## TO DO
Output solely the number of lines containing the string "screenshot".

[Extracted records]
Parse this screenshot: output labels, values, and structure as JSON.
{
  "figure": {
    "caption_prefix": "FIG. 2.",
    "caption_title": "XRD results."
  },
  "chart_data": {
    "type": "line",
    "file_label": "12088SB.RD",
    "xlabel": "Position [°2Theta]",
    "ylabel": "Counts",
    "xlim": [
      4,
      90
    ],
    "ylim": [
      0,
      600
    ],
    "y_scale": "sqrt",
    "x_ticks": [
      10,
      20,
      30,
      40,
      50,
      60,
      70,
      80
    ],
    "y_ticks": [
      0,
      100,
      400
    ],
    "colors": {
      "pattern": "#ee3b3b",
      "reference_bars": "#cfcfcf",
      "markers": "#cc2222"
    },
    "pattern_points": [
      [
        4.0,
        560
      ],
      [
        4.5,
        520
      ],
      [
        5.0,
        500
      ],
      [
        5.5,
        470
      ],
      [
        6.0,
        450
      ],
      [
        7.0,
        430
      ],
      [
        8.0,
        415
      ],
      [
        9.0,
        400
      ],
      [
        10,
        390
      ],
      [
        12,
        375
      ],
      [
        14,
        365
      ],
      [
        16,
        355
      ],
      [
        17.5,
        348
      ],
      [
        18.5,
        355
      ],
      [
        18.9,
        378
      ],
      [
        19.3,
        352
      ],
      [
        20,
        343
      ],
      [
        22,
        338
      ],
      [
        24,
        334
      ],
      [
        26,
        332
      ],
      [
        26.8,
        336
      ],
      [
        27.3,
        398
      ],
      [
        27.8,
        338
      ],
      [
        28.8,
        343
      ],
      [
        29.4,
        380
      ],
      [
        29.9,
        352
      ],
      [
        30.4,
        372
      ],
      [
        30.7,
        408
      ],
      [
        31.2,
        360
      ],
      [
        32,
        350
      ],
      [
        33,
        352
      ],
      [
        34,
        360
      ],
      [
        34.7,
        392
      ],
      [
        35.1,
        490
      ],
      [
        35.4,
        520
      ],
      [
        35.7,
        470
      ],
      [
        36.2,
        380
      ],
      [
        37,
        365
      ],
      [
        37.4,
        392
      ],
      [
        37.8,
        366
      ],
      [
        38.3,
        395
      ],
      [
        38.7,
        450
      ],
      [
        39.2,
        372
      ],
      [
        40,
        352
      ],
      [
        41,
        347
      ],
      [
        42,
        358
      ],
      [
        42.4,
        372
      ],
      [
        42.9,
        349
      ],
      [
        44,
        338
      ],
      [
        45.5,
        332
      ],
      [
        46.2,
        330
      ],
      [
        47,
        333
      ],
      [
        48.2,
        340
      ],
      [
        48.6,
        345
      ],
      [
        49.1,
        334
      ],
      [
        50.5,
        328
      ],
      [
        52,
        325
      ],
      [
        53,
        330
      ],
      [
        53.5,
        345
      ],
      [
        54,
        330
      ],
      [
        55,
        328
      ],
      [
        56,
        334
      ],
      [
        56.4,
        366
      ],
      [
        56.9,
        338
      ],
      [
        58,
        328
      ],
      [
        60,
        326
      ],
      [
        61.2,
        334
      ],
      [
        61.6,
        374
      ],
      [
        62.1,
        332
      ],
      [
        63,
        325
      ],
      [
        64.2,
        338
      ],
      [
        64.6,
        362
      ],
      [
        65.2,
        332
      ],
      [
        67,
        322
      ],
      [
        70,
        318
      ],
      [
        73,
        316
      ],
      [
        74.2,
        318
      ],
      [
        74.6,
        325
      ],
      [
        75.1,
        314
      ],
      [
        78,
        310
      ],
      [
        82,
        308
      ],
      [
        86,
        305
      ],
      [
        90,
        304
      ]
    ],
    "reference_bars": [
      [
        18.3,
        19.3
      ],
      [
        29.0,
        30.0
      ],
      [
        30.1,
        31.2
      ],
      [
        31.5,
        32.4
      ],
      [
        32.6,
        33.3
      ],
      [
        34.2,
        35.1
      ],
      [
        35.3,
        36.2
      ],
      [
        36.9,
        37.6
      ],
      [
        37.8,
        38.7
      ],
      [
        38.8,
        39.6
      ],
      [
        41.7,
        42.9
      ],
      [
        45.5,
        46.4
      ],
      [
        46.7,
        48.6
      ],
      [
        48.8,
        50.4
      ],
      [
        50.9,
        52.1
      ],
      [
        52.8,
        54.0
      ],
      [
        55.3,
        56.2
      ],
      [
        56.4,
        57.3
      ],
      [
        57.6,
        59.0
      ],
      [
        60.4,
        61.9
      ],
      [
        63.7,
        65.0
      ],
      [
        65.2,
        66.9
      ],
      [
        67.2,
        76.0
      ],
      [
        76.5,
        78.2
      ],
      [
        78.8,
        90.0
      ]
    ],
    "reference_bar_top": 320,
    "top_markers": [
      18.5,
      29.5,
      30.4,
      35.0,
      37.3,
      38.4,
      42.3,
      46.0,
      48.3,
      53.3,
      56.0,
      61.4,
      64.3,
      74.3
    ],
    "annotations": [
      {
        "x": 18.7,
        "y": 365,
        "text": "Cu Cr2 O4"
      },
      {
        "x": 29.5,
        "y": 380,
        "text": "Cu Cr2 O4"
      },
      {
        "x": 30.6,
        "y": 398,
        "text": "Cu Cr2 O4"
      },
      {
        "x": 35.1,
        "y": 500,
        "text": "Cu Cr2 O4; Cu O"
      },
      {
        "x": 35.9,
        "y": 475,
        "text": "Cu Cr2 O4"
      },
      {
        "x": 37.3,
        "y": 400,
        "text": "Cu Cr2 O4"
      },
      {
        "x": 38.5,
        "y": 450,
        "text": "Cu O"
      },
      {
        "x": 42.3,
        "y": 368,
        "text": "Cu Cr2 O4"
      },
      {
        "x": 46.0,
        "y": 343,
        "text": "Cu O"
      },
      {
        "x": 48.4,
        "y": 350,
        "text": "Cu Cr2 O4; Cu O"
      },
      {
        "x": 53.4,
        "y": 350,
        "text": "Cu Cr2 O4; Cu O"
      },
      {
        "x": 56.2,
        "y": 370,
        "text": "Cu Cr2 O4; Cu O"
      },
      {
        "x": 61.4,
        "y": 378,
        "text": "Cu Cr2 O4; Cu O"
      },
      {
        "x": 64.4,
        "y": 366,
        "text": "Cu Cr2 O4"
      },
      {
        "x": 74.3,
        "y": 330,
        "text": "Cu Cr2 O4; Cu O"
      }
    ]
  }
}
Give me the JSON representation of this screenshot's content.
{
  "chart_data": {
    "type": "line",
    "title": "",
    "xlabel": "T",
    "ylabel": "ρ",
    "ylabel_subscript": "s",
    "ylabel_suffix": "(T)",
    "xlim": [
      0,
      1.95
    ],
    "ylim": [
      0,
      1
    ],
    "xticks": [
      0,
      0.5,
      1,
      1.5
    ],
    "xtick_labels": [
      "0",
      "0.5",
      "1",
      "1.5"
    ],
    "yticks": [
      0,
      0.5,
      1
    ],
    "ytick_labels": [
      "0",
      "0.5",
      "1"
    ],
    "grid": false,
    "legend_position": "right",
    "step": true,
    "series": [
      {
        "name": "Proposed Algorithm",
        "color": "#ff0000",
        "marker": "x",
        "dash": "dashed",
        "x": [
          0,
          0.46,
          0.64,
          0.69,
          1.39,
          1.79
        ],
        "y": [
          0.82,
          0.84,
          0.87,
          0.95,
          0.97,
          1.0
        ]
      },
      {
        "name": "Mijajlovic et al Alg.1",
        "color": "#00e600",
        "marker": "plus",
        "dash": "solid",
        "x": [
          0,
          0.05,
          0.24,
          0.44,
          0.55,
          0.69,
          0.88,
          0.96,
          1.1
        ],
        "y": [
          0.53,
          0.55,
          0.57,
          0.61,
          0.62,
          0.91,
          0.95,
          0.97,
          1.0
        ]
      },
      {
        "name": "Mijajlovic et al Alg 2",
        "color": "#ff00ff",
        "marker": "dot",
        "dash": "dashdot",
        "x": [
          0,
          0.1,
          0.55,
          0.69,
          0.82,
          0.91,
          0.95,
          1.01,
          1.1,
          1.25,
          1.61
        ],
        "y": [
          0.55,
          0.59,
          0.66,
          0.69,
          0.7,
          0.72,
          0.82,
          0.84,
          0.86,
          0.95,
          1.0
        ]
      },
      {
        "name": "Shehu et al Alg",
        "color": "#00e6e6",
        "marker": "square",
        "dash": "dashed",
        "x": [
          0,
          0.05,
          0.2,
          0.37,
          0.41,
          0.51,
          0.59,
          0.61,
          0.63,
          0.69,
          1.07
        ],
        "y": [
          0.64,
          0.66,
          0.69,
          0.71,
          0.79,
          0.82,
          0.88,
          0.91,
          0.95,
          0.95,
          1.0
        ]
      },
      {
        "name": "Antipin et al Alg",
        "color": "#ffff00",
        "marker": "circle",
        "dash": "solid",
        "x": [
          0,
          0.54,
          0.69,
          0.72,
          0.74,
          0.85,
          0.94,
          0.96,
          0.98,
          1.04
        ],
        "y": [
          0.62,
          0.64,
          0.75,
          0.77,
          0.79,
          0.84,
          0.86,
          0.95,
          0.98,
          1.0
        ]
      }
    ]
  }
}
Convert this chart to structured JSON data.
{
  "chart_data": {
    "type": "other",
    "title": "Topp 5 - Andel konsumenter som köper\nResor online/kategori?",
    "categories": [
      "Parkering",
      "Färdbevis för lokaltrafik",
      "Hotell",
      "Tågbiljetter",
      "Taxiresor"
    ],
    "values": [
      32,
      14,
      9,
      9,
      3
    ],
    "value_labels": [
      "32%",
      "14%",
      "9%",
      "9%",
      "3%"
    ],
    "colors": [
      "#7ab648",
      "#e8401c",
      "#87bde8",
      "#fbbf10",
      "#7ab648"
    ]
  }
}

## THE SOLUTION
2